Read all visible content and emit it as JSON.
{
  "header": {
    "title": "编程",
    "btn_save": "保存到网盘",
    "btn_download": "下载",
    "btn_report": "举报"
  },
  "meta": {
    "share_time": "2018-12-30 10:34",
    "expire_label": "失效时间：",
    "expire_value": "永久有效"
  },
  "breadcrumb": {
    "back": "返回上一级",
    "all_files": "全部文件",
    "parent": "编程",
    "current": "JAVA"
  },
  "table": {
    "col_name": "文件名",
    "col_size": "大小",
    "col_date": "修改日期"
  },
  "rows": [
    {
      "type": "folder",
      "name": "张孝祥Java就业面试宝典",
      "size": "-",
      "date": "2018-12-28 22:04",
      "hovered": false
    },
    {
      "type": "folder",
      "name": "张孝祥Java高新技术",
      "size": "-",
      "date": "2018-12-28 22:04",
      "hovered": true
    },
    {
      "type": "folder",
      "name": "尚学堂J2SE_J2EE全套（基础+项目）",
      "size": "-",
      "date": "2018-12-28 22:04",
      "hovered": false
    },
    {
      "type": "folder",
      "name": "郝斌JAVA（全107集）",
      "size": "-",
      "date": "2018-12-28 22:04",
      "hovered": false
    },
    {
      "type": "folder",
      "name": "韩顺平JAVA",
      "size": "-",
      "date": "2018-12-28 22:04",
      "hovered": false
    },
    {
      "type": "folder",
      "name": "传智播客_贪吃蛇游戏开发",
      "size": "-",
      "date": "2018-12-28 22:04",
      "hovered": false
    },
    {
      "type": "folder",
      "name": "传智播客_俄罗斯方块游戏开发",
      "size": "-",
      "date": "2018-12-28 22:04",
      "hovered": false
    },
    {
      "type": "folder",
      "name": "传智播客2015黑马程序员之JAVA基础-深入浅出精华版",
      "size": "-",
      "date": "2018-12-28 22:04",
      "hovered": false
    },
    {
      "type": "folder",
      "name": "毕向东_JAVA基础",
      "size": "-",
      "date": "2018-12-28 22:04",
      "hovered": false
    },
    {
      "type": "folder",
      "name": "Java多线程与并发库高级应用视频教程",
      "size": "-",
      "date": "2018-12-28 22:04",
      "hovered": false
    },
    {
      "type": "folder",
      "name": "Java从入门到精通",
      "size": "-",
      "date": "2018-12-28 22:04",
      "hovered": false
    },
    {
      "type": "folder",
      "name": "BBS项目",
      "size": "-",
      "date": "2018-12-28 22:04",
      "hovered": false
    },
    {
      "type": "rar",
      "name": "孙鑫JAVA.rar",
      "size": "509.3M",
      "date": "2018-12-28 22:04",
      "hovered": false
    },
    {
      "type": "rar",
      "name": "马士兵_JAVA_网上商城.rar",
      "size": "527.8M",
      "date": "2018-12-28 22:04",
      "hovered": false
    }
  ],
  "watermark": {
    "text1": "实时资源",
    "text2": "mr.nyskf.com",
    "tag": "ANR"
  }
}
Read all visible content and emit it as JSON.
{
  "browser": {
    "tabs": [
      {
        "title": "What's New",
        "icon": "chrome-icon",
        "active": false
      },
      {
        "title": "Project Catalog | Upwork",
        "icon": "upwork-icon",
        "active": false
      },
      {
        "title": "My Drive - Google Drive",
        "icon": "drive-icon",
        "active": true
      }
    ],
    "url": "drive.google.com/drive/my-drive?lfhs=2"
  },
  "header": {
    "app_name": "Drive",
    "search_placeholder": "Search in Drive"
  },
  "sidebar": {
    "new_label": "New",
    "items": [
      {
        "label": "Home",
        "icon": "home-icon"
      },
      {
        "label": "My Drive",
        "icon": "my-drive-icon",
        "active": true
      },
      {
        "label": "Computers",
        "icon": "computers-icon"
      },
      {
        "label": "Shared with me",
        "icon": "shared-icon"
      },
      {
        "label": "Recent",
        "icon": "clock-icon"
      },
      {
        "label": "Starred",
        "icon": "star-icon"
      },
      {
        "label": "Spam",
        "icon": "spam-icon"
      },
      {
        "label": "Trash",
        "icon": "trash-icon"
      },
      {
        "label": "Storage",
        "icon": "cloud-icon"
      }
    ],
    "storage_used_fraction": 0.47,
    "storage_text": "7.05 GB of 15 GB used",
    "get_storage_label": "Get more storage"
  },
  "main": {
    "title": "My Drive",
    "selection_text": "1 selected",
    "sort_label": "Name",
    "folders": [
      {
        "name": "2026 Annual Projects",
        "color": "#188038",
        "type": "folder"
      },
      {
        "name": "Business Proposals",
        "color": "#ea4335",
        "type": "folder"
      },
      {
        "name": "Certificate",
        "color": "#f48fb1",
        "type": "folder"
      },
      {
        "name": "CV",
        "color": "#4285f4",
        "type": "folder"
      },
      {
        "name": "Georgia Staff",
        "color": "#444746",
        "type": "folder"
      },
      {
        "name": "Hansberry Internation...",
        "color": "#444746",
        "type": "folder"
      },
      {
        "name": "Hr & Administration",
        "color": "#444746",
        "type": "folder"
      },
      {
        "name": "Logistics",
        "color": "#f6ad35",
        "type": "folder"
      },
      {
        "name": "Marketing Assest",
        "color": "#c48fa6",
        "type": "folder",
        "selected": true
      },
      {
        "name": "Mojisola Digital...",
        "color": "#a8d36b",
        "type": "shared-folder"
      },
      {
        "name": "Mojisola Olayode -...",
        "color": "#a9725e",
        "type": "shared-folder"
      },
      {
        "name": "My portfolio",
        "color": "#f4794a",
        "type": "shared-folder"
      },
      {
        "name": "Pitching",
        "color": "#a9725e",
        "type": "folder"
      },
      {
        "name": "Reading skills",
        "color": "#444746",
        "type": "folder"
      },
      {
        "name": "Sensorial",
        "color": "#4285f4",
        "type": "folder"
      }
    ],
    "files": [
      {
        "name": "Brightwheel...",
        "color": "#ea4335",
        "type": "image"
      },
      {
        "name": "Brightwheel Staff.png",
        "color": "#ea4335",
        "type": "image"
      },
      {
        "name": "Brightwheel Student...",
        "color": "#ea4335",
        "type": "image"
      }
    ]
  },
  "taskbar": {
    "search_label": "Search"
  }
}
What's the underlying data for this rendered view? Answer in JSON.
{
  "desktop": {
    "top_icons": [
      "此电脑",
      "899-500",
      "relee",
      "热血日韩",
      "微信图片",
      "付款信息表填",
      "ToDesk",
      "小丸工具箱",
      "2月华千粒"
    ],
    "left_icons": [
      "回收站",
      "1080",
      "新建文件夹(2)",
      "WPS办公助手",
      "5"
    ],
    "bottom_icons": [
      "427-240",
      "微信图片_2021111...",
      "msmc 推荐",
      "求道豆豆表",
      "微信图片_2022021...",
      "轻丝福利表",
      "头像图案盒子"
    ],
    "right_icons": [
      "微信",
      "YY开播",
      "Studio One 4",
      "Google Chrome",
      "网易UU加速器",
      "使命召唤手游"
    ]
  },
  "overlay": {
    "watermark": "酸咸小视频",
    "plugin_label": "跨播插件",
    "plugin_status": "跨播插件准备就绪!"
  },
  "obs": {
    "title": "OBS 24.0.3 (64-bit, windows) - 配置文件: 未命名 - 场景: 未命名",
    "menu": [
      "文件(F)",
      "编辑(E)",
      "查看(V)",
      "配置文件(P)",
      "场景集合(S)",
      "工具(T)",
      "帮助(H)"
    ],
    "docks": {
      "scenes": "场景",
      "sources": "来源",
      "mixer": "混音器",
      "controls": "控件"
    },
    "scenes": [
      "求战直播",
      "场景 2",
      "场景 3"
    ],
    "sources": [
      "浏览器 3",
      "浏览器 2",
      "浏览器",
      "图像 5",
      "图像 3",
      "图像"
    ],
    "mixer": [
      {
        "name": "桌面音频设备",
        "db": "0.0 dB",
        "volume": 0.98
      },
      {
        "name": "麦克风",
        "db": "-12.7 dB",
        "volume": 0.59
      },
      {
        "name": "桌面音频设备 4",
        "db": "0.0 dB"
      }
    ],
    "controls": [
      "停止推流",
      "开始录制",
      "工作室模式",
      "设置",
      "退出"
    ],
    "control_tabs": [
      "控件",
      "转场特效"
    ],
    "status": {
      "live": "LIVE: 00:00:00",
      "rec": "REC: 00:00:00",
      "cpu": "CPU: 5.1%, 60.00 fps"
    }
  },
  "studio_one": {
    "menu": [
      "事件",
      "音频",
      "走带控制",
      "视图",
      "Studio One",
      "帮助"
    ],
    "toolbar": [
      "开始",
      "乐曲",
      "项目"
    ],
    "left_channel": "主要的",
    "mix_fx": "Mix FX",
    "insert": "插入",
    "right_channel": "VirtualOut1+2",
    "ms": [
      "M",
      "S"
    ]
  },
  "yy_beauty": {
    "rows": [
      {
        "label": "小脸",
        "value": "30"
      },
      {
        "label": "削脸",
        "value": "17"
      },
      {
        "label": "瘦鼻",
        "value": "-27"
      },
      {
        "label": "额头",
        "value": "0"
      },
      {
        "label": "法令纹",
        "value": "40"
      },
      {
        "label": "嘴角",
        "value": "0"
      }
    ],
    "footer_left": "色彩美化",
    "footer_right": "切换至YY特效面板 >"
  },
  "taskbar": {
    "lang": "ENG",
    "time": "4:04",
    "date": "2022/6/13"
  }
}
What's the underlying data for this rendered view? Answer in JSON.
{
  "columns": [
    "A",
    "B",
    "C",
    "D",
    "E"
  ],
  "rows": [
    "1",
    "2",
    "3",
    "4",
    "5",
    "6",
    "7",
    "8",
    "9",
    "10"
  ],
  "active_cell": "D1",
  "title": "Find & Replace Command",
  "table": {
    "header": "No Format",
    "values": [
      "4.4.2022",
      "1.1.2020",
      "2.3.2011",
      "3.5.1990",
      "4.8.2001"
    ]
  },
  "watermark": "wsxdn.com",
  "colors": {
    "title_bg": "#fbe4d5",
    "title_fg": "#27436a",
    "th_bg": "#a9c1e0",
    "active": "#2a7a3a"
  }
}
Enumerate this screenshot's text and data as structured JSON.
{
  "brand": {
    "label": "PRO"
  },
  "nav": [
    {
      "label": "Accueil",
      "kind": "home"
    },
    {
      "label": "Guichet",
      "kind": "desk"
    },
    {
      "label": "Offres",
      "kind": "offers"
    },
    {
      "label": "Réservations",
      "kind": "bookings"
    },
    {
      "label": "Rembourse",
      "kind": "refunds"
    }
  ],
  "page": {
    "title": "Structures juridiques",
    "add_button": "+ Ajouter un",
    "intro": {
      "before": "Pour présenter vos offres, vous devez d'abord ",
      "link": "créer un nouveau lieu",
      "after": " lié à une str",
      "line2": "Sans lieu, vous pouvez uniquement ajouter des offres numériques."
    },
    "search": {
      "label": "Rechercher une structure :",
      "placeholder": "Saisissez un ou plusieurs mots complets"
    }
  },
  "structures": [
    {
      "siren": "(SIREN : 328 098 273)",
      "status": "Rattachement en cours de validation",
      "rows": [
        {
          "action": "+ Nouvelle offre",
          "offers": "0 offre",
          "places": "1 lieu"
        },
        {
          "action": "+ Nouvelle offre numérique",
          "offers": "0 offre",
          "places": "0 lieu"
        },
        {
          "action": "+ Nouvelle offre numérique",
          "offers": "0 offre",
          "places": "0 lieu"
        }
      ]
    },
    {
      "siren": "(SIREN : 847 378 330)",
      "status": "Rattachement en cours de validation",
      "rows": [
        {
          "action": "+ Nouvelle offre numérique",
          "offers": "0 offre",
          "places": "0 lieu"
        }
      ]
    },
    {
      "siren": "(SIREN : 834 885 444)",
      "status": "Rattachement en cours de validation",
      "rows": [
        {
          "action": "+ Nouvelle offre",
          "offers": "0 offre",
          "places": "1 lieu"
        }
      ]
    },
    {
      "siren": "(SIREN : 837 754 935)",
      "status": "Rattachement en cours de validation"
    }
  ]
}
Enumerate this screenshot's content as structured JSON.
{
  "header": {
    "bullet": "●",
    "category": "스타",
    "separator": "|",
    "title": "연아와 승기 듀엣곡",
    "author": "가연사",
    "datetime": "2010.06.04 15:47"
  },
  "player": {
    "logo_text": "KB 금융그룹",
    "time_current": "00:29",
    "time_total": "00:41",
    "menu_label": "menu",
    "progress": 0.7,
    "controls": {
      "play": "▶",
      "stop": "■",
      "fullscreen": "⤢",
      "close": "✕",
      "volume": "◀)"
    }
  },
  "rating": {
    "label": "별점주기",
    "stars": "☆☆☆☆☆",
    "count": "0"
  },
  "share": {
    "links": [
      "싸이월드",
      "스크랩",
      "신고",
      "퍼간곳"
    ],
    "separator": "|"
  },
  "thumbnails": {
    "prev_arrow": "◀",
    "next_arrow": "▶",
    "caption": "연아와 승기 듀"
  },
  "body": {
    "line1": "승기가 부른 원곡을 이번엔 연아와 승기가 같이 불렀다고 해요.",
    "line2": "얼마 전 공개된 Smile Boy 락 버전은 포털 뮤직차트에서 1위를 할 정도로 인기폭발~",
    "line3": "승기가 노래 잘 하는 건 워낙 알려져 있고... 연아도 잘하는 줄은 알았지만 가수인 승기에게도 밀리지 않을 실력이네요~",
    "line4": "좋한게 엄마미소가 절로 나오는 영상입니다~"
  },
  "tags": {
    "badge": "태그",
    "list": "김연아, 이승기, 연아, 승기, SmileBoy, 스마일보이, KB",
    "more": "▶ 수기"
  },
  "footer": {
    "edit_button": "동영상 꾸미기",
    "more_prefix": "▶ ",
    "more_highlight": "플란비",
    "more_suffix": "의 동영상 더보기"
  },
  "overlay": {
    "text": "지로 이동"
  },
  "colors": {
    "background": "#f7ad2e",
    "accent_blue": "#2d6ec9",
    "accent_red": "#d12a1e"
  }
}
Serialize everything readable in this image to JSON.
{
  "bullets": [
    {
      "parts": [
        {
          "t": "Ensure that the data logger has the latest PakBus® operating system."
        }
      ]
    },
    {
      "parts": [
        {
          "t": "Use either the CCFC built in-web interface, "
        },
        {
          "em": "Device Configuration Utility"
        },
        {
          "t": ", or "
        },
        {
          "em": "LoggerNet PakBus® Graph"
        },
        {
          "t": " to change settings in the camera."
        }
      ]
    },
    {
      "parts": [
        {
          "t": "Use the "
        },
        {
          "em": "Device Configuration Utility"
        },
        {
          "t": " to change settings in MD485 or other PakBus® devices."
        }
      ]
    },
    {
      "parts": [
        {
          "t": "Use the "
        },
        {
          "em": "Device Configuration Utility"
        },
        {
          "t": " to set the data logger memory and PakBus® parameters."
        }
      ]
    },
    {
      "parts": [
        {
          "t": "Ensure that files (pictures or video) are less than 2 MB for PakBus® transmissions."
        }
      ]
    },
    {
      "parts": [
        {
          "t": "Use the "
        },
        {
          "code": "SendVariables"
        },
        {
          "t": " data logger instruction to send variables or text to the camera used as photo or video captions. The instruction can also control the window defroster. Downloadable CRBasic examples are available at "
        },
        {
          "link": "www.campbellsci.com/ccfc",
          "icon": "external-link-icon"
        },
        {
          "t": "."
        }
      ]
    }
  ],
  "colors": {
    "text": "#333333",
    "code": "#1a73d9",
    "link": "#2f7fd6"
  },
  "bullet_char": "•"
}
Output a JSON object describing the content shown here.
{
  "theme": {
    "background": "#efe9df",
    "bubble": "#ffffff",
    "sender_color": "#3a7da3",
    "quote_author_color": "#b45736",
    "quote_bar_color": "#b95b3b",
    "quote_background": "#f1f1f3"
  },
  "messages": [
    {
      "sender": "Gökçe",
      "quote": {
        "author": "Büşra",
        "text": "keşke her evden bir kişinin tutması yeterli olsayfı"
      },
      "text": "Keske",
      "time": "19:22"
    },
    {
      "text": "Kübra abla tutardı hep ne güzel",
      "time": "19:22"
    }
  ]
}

------------

Aim of the task - Which lines include "change"? Copy each of them out.

The response -
          "t": " to change settings in the camera."
          "t": " to change settings in MD485 or other PakBus® devices."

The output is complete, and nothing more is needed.